▶ Task prompt
Transcribe each entry below exactly. Pictures do not go in the copy.

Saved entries
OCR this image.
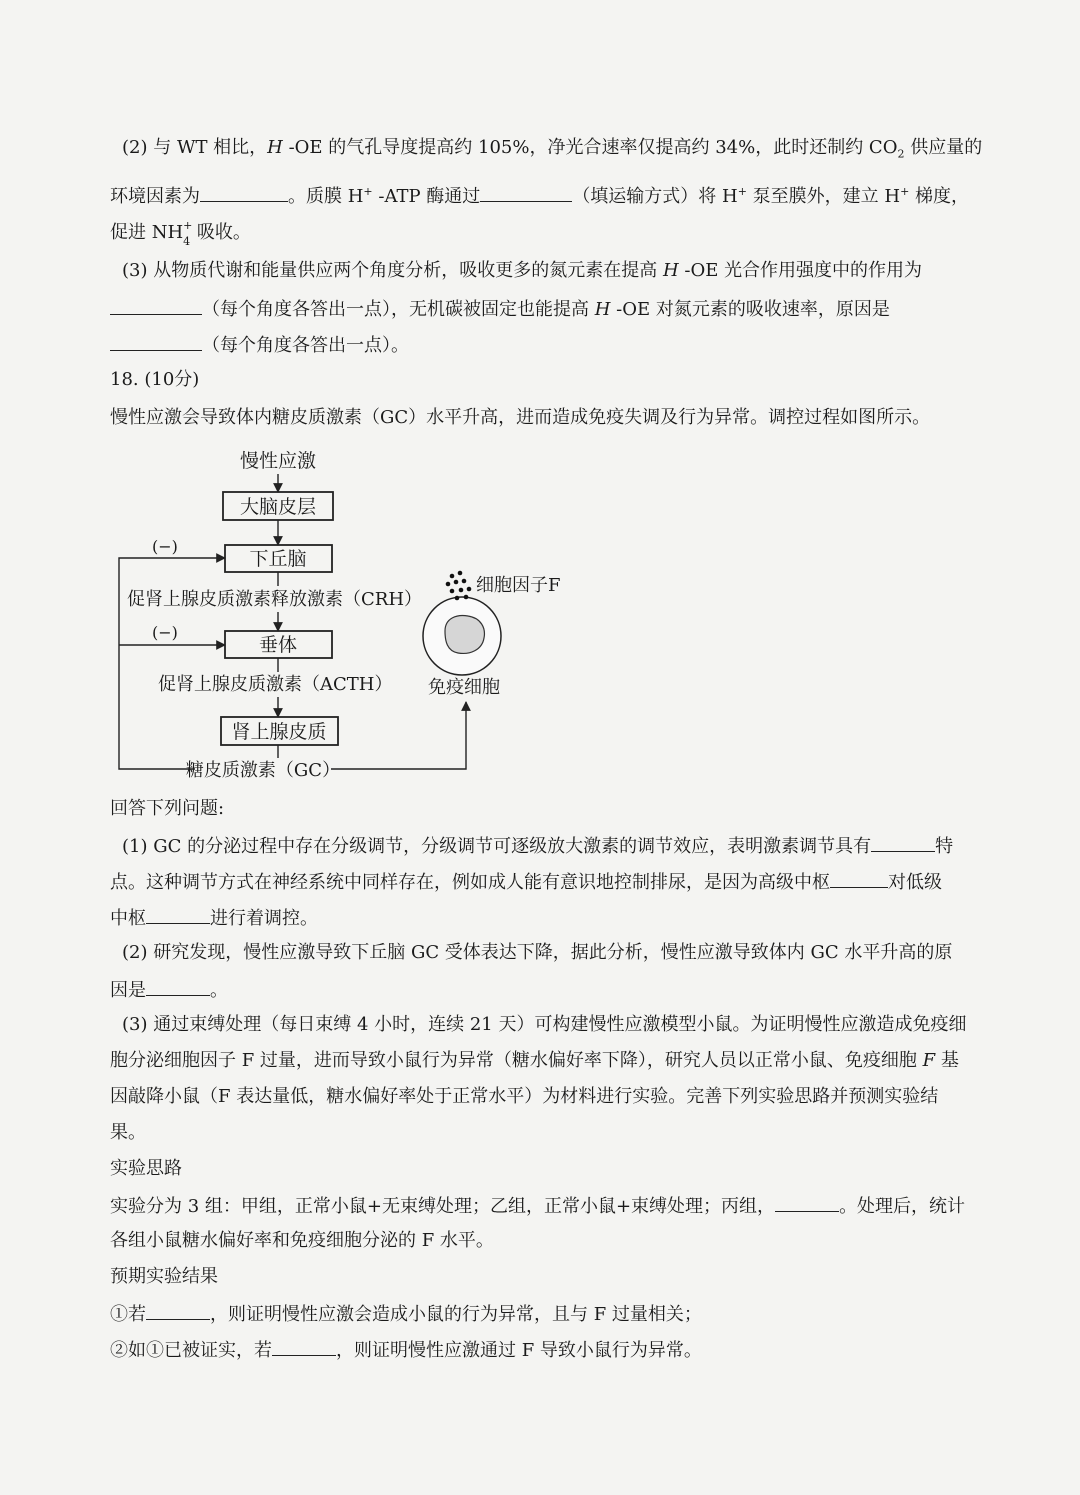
(2) 与 WT 相比，H -OE 的气孔导度提高约 105%，净光合速率仅提高约 34%，此时还制约 $CO_2$ 供应量的
环境因素为	。质膜 H+ -ATP 酶通过	（填运输方式）将 H+ 泵至膜外，建立 H+ 梯度，
促进 NH +
4 吸收。
(3) 从物质代谢和能量供应两个角度分析，吸收更多的氮元素在提高 H -OE 光合作用强度中的作用为
（每个角度各答出一点），无机碳被固定也能提高 H -OE 对氮元素的吸收速率，原因是
（每个角度各答出一点）。
18. (10分)
慢性应激会导致体内糖皮质激素（GC）水平升高，进而造成免疫失调及行为异常。调控过程如图所示。
慢性应激
大脑皮层
下丘脑
促肾上腺皮质激素释放激素（CRH）
垂体
促肾上腺皮质激素（ACTH）
肾上腺皮质
糖皮质激素（GC）
(−)
(−)
免疫细胞
细胞因子F
回答下列问题:
(1) GC 的分泌过程中存在分级调节，分级调节可逐级放大激素的调节效应，表明激素调节具有	特
点。这种调节方式在神经系统中同样存在，例如成人能有意识地控制排尿，是因为高级中枢	对低级
中枢	进行着调控。
(2) 研究发现，慢性应激导致下丘脑 GC 受体表达下降，据此分析，慢性应激导致体内 GC 水平升高的原
因是	。
(3) 通过束缚处理（每日束缚 4 小时，连续 21 天）可构建慢性应激模型小鼠。为证明慢性应激造成免疫细
胞分泌细胞因子 F 过量，进而导致小鼠行为异常（糖水偏好率下降），研究人员以正常小鼠、免疫细胞 F 基
因敲降小鼠（F 表达量低，糖水偏好率处于正常水平）为材料进行实验。完善下列实验思路并预测实验结
果。
实验思路
实验分为 3 组：甲组，正常小鼠+无束缚处理；乙组，正常小鼠+束缚处理；丙组，	。处理后，统计
各组小鼠糖水偏好率和免疫细胞分泌的 F 水平。
预期实验结果
①若	，则证明慢性应激会造成小鼠的行为异常，且与 F 过量相关；
②如①已被证实，若	，则证明慢性应激通过 F 导致小鼠行为异常。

▶ Full solution
OCR this image.
(2) 与 WT 相比，H -OE 的气孔导度提高约 105%，净光合速率仅提高约 34%，此时还制约 $CO_2$ 供应量的
环境因素为	。质膜 H+ -ATP 酶通过	（填运输方式）将 H+ 泵至膜外，建立 H+ 梯度，
促进 NH +
4 吸收。
(3) 从物质代谢和能量供应两个角度分析，吸收更多的氮元素在提高 H -OE 光合作用强度中的作用为
（每个角度各答出一点），无机碳被固定也能提高 H -OE 对氮元素的吸收速率，原因是
（每个角度各答出一点）。
18. (10分)
慢性应激会导致体内糖皮质激素（GC）水平升高，进而造成免疫失调及行为异常。调控过程如图所示。
慢性应激
大脑皮层
下丘脑
促肾上腺皮质激素释放激素（CRH）
垂体
促肾上腺皮质激素（ACTH）
肾上腺皮质
糖皮质激素（GC）
(−)
(−)
免疫细胞
细胞因子F
回答下列问题:
(1) GC 的分泌过程中存在分级调节，分级调节可逐级放大激素的调节效应，表明激素调节具有	特
点。这种调节方式在神经系统中同样存在，例如成人能有意识地控制排尿，是因为高级中枢	对低级
中枢	进行着调控。
(2) 研究发现，慢性应激导致下丘脑 GC 受体表达下降，据此分析，慢性应激导致体内 GC 水平升高的原
因是	。
(3) 通过束缚处理（每日束缚 4 小时，连续 21 天）可构建慢性应激模型小鼠。为证明慢性应激造成免疫细
胞分泌细胞因子 F 过量，进而导致小鼠行为异常（糖水偏好率下降），研究人员以正常小鼠、免疫细胞 F 基
因敲降小鼠（F 表达量低，糖水偏好率处于正常水平）为材料进行实验。完善下列实验思路并预测实验结
果。
实验思路
实验分为 3 组：甲组，正常小鼠+无束缚处理；乙组，正常小鼠+束缚处理；丙组，	。处理后，统计
各组小鼠糖水偏好率和免疫细胞分泌的 F 水平。
预期实验结果
①若	，则证明慢性应激会造成小鼠的行为异常，且与 F 过量相关；
②如①已被证实，若	，则证明慢性应激通过 F 导致小鼠行为异常。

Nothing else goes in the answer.